Work instructions
Your task is to retype each line of the data below exactly.

[Stored data]
+-------+

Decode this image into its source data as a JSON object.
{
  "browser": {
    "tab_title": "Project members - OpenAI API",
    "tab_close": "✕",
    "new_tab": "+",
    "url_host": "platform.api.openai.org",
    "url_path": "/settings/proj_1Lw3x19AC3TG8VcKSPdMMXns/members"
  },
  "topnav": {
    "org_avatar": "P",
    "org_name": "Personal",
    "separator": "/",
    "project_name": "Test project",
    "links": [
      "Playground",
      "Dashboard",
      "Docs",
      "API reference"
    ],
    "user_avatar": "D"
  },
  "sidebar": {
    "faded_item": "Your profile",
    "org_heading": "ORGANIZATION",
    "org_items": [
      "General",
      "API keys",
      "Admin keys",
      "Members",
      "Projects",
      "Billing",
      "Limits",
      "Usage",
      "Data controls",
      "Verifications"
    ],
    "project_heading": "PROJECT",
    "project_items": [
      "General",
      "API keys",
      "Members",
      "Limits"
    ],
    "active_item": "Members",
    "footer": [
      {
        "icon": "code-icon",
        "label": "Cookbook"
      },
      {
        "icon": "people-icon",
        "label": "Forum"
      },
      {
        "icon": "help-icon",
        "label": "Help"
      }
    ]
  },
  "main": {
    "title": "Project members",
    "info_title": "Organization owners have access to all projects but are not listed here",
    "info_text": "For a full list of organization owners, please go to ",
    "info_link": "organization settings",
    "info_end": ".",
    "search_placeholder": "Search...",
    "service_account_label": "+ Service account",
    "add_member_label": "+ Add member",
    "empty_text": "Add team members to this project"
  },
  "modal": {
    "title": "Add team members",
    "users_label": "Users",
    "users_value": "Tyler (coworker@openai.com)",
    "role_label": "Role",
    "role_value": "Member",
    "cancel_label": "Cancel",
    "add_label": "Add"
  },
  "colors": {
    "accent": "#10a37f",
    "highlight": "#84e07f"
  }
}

+-------+

Output below
Decode this image into its source data as a JSON object.
{
  "browser": {
    "tab_title": "Project members - OpenAI API",
    "tab_close": "✕",
    "new_tab": "+",
    "url_host": "platform.api.openai.org",
    "url_path": "/settings/proj_1Lw3x19AC3TG8VcKSPdMMXns/members"
  },
  "topnav": {
    "org_avatar": "P",
    "org_name": "Personal",
    "separator": "/",
    "project_name": "Test project",
    "links": [
      "Playground",
      "Dashboard",
      "Docs",
      "API reference"
    ],
    "user_avatar": "D"
  },
  "sidebar": {
    "faded_item": "Your profile",
    "org_heading": "ORGANIZATION",
    "org_items": [
      "General",
      "API keys",
      "Admin keys",
      "Members",
      "Projects",
      "Billing",
      "Limits",
      "Usage",
      "Data controls",
      "Verifications"
    ],
    "project_heading": "PROJECT",
    "project_items": [
      "General",
      "API keys",
      "Members",
      "Limits"
    ],
    "active_item": "Members",
    "footer": [
      {
        "icon": "code-icon",
        "label": "Cookbook"
      },
      {
        "icon": "people-icon",
        "label": "Forum"
      },
      {
        "icon": "help-icon",
        "label": "Help"
      }
    ]
  },
  "main": {
    "title": "Project members",
    "info_title": "Organization owners have access to all projects but are not listed here",
    "info_text": "For a full list of organization owners, please go to ",
    "info_link": "organization settings",
    "info_end": ".",
    "search_placeholder": "Search...",
    "service_account_label": "+ Service account",
    "add_member_label": "+ Add member",
    "empty_text": "Add team members to this project"
  },
  "modal": {
    "title": "Add team members",
    "users_label": "Users",
    "users_value": "Tyler (coworker@openai.com)",
    "role_label": "Role",
    "role_value": "Member",
    "cancel_label": "Cancel",
    "add_label": "Add"
  },
  "colors": {
    "accent": "#10a37f",
    "highlight": "#84e07f"
  }
}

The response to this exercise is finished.